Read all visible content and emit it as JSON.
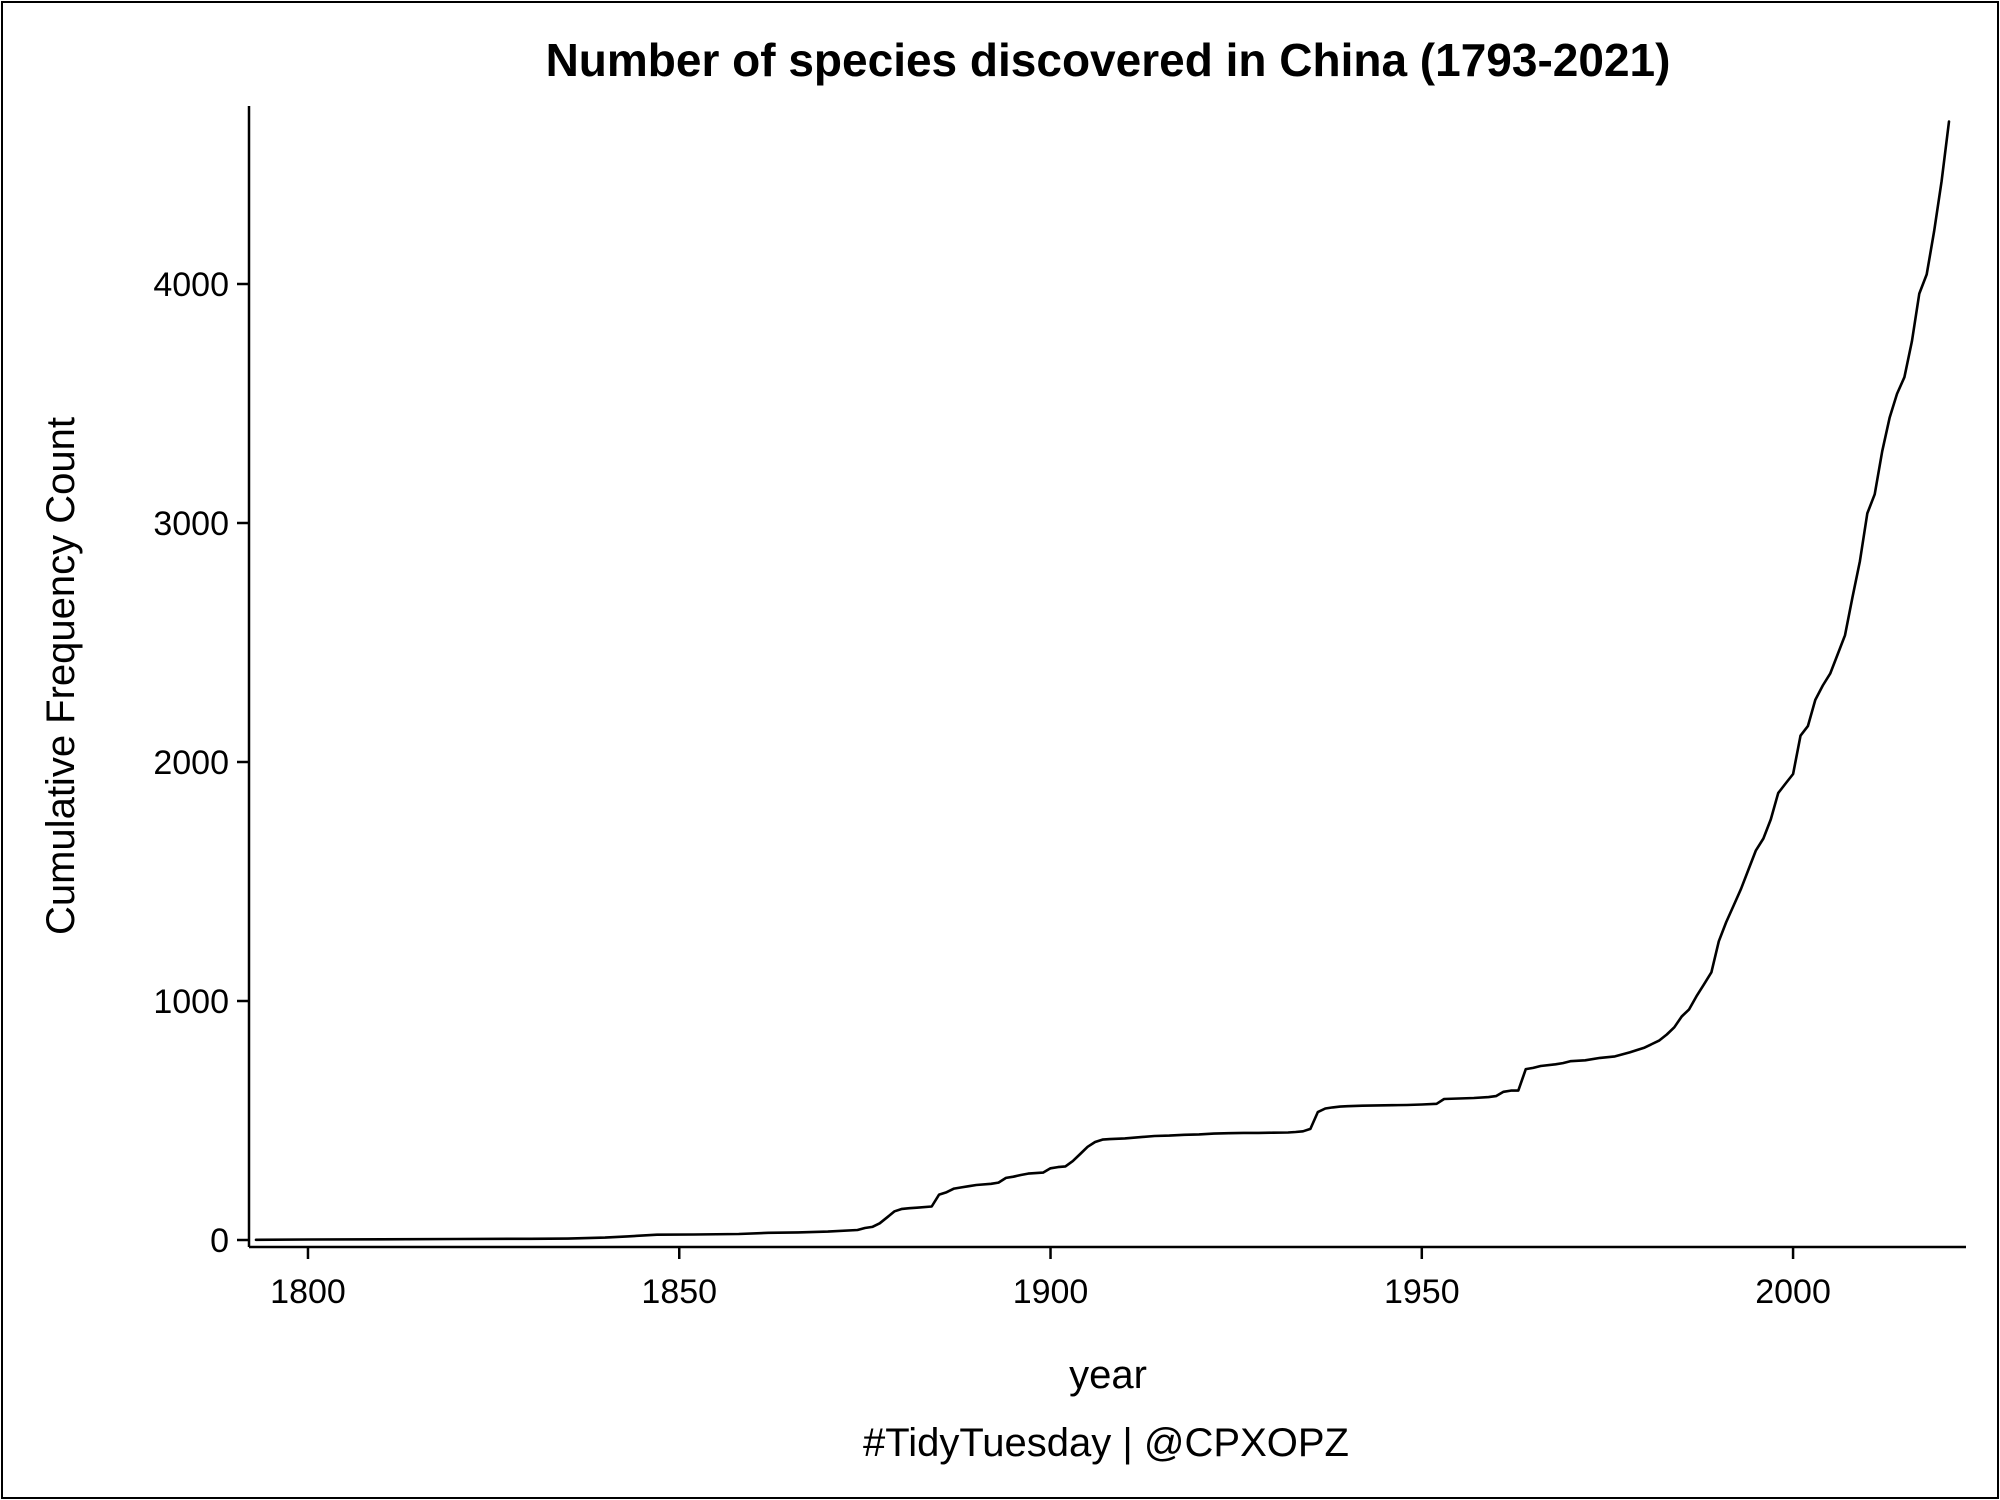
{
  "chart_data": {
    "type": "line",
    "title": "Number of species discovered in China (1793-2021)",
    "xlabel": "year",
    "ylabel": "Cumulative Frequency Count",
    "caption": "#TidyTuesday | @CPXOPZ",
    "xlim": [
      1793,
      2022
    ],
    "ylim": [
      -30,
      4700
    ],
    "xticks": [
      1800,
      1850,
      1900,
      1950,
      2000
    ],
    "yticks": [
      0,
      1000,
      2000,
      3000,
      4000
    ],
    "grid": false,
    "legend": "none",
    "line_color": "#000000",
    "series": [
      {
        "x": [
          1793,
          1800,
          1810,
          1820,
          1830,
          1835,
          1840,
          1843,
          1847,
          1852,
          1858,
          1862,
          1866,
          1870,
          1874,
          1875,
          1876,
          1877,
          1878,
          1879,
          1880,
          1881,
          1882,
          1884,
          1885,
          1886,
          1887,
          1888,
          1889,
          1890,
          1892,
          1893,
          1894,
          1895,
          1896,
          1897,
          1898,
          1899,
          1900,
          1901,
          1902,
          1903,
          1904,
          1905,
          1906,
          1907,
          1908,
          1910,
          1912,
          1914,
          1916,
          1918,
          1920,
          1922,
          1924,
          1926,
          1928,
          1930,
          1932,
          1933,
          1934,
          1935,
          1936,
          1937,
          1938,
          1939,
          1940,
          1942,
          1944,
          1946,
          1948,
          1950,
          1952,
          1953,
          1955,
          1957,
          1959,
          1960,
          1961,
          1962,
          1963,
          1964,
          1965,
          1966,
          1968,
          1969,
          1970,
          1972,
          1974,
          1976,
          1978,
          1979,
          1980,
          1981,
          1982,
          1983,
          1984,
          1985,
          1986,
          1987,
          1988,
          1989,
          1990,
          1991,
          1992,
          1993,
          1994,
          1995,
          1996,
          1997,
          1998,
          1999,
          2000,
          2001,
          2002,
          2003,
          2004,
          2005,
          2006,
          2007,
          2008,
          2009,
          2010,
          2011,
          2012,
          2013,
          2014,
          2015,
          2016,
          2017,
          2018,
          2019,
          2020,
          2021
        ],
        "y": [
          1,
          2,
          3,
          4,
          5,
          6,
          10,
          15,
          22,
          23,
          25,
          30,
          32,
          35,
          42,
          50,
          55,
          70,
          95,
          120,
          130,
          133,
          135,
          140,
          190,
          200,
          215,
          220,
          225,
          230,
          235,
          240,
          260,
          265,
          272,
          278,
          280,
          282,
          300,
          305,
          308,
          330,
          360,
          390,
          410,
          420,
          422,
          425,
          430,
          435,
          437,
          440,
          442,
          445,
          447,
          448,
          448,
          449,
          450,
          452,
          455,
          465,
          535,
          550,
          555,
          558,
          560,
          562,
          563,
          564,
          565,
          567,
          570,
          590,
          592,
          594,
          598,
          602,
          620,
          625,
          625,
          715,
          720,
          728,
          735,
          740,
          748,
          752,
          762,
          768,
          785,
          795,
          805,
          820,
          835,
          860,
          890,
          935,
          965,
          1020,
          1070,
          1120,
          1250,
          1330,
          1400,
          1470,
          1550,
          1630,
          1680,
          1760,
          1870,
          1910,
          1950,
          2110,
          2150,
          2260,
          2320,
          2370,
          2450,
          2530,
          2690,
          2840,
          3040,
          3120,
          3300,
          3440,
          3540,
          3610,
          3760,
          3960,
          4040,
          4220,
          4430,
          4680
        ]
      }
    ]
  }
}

+-------+

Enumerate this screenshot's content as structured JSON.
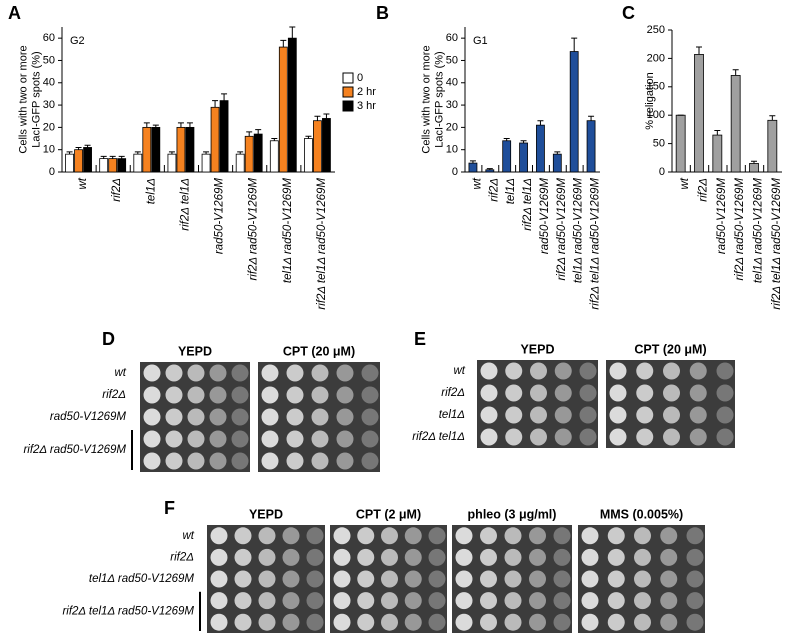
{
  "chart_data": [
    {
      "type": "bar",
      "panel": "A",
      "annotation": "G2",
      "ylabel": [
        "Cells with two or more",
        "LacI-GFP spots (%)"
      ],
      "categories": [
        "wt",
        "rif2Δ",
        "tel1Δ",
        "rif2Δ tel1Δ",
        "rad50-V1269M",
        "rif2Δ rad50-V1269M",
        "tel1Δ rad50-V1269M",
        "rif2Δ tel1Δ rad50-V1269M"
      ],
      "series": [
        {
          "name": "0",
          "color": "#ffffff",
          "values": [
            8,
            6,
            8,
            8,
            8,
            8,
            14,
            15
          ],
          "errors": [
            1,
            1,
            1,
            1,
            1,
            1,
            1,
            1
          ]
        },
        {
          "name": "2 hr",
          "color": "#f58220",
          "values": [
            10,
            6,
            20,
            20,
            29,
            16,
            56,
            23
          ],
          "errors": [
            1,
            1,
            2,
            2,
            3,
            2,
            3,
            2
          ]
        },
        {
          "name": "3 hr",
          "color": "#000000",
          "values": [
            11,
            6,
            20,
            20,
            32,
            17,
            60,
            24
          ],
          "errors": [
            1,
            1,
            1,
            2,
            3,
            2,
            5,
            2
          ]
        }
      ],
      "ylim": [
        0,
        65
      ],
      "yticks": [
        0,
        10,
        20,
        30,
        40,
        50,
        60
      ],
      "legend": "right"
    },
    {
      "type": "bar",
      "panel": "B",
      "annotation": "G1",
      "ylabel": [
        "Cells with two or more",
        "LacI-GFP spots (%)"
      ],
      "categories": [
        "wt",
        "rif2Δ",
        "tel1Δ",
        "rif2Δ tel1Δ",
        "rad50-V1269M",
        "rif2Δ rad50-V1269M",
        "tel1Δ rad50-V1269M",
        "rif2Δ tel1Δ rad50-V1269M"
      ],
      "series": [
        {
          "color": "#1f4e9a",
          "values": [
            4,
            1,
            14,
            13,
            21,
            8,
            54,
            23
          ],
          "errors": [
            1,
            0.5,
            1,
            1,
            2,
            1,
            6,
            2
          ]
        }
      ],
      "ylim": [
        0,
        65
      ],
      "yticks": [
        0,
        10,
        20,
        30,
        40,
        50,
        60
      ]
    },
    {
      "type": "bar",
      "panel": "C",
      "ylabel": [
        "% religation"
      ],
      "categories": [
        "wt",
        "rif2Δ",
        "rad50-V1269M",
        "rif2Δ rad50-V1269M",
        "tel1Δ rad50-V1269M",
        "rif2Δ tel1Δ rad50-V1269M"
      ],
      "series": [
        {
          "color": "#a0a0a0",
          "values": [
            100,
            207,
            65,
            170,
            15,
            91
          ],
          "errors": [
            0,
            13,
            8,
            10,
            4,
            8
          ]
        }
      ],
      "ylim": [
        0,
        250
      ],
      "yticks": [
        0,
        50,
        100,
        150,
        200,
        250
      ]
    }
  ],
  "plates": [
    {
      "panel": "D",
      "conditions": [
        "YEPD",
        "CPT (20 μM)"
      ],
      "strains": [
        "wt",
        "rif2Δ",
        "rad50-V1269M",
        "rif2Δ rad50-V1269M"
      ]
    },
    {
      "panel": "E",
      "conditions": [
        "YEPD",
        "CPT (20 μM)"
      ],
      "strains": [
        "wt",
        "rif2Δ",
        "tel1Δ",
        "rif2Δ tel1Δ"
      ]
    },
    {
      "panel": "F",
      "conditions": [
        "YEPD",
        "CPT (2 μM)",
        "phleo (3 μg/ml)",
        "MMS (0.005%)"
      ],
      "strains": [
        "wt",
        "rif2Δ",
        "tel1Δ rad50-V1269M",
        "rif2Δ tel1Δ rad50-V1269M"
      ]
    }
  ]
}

+-------+

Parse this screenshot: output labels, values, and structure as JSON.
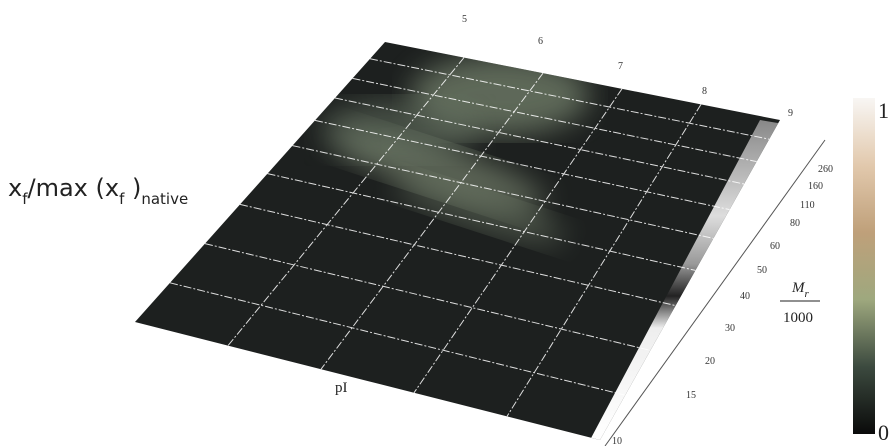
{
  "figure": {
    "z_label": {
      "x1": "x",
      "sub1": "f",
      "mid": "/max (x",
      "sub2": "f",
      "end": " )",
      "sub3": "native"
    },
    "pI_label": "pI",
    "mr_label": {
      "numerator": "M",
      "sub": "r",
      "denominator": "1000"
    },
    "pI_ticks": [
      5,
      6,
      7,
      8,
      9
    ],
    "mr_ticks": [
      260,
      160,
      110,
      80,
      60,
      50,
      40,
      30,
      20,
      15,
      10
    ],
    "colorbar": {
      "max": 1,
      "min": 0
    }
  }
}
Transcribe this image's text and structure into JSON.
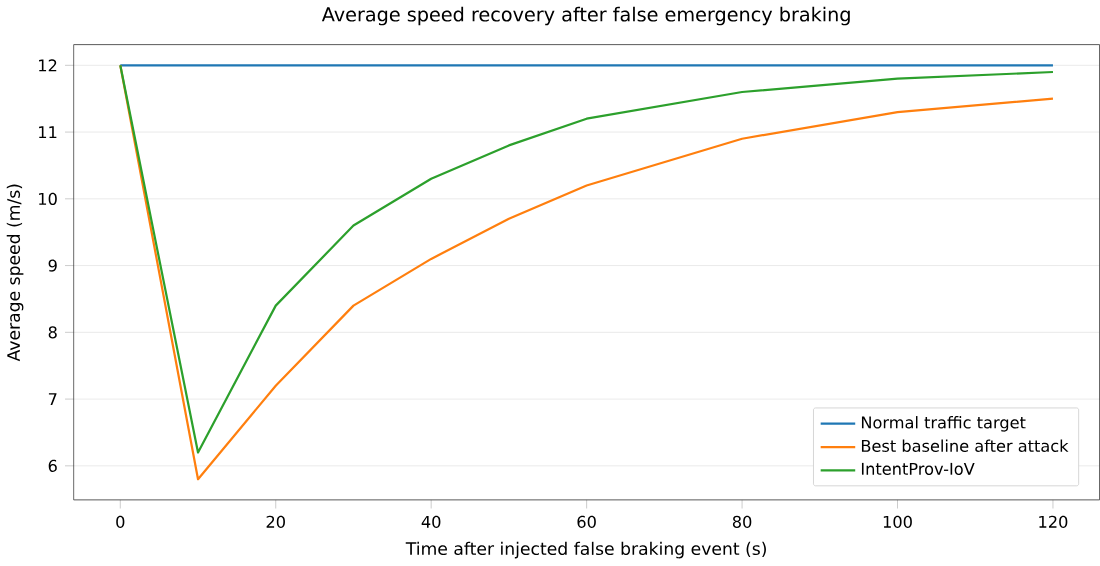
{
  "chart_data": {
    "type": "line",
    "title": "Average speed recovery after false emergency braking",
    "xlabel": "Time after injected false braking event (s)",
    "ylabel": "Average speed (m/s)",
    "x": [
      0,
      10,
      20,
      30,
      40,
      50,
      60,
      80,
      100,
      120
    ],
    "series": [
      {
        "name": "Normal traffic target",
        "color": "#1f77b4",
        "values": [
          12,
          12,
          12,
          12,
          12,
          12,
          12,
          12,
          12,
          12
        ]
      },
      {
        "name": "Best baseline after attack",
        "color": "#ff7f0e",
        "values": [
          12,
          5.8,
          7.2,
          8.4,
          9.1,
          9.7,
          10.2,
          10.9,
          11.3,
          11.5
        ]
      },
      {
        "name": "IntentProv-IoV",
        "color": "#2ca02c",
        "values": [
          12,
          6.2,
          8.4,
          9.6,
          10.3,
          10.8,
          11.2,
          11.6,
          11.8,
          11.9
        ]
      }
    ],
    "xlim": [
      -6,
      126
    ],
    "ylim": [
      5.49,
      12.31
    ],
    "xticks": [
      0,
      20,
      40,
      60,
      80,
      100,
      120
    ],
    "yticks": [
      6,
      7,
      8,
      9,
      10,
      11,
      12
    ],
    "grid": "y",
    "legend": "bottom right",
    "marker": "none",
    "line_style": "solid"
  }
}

+-------+

▸ **INSTRUCTION**
Each line holding "false" must be found and copied.

▸ **EXERCISE RESULT**
    "grid": false,
    "title": "Average speed recovery after false emergency braking",
    "xlabel": "Time after injected false braking event (s)",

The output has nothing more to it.